#### [Direction]
Extract each line holding the word "President" from the entries.

## BEGIN Listing

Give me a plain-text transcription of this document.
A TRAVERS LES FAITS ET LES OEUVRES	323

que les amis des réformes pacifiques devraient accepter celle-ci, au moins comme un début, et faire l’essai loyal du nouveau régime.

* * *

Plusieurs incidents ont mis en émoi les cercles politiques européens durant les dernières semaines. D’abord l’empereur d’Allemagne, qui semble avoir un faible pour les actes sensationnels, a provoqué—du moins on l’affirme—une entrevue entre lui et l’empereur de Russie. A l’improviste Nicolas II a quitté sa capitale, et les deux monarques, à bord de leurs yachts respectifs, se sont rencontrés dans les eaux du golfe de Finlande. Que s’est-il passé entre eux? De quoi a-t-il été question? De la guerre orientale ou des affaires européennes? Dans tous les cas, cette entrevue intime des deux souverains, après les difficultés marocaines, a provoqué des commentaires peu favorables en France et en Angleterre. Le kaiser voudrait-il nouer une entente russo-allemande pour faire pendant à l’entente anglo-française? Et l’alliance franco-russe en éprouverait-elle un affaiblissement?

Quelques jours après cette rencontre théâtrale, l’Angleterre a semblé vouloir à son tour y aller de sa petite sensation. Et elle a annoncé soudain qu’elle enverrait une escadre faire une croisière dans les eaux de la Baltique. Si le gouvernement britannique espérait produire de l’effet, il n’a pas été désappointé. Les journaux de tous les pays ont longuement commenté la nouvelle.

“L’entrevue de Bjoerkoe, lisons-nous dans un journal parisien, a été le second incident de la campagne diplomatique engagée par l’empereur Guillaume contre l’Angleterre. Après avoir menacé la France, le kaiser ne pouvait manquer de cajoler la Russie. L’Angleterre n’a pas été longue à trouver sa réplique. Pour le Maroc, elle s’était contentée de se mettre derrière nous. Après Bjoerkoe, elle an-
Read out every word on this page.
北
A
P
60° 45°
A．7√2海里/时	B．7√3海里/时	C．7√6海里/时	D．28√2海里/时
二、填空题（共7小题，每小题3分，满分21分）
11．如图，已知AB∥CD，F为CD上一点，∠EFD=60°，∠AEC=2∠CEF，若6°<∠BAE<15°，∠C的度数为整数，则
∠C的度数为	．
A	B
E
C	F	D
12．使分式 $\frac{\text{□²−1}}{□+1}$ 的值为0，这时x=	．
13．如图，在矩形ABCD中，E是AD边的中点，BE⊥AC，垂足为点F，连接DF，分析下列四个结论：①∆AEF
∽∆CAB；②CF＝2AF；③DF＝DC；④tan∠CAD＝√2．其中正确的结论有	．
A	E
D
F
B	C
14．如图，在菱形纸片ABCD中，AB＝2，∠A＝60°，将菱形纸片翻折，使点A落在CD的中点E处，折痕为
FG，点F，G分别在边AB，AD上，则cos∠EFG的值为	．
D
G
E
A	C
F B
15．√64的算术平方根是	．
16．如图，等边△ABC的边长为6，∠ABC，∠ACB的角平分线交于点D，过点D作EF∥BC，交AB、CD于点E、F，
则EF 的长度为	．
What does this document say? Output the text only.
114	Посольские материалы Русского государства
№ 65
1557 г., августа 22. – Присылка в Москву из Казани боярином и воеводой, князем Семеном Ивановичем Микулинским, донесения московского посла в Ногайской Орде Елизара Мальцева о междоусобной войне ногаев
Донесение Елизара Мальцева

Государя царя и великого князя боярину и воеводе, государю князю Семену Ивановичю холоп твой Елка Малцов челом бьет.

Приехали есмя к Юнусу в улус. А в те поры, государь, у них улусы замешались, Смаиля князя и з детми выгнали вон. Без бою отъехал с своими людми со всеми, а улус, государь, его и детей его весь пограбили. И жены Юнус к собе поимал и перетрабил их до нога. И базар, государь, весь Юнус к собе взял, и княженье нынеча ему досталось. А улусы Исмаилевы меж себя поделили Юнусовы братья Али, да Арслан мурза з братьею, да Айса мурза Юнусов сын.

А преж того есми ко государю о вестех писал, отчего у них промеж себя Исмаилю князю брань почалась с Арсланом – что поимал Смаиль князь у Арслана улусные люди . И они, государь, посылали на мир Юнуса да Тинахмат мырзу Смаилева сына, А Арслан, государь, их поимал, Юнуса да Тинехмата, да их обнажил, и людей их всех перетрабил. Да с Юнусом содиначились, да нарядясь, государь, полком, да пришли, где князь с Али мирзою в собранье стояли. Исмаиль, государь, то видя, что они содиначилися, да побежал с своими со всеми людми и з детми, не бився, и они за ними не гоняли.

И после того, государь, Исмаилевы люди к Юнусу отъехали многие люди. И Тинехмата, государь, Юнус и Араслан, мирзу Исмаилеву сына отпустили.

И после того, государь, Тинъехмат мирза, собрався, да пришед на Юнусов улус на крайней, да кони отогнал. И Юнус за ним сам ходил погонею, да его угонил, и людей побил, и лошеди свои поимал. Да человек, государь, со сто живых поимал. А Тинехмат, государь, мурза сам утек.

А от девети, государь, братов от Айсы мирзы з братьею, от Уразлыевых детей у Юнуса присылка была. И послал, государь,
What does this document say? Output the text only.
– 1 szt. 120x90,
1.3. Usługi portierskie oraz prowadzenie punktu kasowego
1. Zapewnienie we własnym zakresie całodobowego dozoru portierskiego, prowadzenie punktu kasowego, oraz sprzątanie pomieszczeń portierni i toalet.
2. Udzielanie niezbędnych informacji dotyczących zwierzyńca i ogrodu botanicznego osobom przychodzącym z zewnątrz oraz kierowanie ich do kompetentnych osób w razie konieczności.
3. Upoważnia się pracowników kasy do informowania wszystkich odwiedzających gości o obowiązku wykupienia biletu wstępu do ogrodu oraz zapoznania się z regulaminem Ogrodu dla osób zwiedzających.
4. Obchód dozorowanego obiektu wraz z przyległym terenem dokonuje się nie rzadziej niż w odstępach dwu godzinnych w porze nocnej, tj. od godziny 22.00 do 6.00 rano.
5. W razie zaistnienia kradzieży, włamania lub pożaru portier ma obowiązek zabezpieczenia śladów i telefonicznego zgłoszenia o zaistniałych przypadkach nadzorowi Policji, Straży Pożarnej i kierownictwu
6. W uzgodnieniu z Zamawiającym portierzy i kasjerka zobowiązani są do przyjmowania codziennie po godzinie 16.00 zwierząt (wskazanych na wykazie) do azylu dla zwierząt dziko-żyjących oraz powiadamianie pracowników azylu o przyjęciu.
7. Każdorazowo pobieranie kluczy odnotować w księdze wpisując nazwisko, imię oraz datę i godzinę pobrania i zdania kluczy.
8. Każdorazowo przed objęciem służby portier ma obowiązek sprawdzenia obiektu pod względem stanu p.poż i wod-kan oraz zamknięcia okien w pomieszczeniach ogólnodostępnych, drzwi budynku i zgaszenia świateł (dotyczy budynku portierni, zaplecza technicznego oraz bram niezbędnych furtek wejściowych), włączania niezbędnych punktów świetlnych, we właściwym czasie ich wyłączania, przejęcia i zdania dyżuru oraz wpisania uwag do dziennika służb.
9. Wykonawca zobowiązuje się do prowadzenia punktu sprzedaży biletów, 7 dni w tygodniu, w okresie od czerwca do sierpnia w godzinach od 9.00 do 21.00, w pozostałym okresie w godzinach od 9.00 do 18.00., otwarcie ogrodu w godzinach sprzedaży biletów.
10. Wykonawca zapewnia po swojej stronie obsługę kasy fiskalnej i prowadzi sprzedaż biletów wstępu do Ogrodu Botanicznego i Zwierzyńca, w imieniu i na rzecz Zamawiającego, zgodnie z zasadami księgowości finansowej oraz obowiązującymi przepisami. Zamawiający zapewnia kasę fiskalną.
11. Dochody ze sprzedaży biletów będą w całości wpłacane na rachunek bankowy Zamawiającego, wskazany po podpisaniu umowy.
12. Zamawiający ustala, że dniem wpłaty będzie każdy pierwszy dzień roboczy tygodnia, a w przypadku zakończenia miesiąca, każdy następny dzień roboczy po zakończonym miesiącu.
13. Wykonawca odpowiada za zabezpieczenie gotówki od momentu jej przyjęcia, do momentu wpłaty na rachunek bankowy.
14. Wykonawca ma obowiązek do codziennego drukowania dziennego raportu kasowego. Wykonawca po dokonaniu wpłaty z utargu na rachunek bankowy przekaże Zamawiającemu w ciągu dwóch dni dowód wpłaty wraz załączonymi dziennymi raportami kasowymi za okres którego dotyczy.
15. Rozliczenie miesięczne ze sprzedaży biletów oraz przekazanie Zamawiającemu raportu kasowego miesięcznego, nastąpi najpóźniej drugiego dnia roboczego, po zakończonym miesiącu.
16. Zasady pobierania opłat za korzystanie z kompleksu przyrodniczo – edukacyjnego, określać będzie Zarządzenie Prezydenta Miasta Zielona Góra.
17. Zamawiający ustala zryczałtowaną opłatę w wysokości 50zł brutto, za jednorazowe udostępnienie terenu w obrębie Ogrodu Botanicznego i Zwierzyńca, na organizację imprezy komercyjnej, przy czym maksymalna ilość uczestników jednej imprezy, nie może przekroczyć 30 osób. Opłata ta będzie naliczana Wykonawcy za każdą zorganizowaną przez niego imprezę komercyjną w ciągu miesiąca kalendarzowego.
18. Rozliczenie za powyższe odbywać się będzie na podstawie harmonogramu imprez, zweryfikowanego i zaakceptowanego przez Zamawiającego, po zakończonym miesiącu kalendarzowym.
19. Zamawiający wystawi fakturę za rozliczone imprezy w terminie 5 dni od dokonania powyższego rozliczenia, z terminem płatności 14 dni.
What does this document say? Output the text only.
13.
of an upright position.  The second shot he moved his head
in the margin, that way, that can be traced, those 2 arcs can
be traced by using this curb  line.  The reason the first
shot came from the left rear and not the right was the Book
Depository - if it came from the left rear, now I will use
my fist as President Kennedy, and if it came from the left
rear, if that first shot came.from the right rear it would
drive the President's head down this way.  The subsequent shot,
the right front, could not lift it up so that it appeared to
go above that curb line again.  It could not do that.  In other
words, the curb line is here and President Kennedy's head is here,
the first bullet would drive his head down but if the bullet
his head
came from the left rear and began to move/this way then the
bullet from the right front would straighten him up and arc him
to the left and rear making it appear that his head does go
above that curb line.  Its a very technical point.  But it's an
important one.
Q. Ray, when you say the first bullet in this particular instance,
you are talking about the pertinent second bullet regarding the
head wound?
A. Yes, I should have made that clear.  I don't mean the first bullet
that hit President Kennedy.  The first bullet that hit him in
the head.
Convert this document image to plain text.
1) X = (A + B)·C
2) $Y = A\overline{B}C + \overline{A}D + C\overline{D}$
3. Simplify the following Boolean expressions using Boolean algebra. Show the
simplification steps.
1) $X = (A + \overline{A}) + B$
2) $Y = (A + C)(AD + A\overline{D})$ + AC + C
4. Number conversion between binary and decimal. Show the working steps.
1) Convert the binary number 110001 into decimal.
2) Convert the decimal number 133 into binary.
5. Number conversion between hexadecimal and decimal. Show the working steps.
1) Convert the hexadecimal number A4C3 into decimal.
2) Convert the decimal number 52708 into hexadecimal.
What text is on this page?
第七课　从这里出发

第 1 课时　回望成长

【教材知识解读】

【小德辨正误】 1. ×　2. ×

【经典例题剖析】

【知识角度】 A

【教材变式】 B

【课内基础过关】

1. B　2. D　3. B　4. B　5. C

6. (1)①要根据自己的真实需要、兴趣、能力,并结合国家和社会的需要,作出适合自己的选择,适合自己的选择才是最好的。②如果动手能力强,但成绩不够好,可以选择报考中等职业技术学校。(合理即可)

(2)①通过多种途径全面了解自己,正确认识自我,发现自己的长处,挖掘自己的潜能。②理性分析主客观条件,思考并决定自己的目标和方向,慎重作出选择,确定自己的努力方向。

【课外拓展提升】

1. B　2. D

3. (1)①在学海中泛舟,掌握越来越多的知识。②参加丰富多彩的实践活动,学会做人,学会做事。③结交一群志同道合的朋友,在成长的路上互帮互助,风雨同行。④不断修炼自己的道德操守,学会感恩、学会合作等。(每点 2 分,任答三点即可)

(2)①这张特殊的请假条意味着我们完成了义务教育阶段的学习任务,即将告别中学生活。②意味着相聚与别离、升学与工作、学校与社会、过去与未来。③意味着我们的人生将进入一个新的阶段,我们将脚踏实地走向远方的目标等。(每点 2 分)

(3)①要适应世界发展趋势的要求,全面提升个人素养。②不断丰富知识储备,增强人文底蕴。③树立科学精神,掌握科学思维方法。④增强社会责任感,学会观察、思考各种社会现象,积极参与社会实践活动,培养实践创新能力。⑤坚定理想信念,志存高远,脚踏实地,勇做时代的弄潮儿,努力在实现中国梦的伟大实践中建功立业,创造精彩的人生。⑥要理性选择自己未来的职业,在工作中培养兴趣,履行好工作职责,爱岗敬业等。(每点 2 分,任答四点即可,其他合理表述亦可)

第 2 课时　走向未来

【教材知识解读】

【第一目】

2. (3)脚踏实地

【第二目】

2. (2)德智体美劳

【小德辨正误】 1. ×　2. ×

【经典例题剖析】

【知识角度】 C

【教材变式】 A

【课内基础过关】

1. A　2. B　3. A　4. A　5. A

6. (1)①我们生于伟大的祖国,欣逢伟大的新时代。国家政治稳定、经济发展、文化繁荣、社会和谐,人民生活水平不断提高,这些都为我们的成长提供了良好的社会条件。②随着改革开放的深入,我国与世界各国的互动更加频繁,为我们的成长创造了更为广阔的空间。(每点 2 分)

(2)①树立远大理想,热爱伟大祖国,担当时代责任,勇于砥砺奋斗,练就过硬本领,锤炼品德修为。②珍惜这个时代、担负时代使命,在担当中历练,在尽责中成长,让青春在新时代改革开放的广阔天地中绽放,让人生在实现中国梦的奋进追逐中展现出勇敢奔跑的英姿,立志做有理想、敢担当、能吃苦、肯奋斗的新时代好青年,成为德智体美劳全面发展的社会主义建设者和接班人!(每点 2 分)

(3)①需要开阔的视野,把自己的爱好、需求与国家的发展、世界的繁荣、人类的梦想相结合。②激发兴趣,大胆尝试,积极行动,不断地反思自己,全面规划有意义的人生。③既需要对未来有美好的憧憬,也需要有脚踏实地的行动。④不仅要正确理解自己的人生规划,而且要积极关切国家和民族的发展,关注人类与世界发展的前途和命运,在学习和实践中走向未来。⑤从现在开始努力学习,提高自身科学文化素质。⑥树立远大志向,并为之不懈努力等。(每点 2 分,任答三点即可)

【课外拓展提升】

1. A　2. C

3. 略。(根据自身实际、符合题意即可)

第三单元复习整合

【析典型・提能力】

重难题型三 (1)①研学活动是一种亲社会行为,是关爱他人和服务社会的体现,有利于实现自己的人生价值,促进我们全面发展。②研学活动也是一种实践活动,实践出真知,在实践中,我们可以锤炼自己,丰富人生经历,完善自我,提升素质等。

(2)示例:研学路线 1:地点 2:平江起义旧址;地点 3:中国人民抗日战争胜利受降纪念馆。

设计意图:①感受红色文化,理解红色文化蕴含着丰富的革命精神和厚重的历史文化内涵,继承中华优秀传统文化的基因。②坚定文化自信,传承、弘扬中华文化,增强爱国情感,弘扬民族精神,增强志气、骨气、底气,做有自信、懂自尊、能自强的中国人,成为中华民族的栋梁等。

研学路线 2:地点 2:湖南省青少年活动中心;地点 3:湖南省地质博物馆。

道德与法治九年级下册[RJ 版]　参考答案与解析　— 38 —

## END Listing

#### [Written answer]
my fist as President Kennedy, and if it came from the left
drive the President's head down this way.  The subsequent shot,
words, the curb line is here and President Kennedy's head is here,
that hit President Kennedy.  The first bullet that hit him in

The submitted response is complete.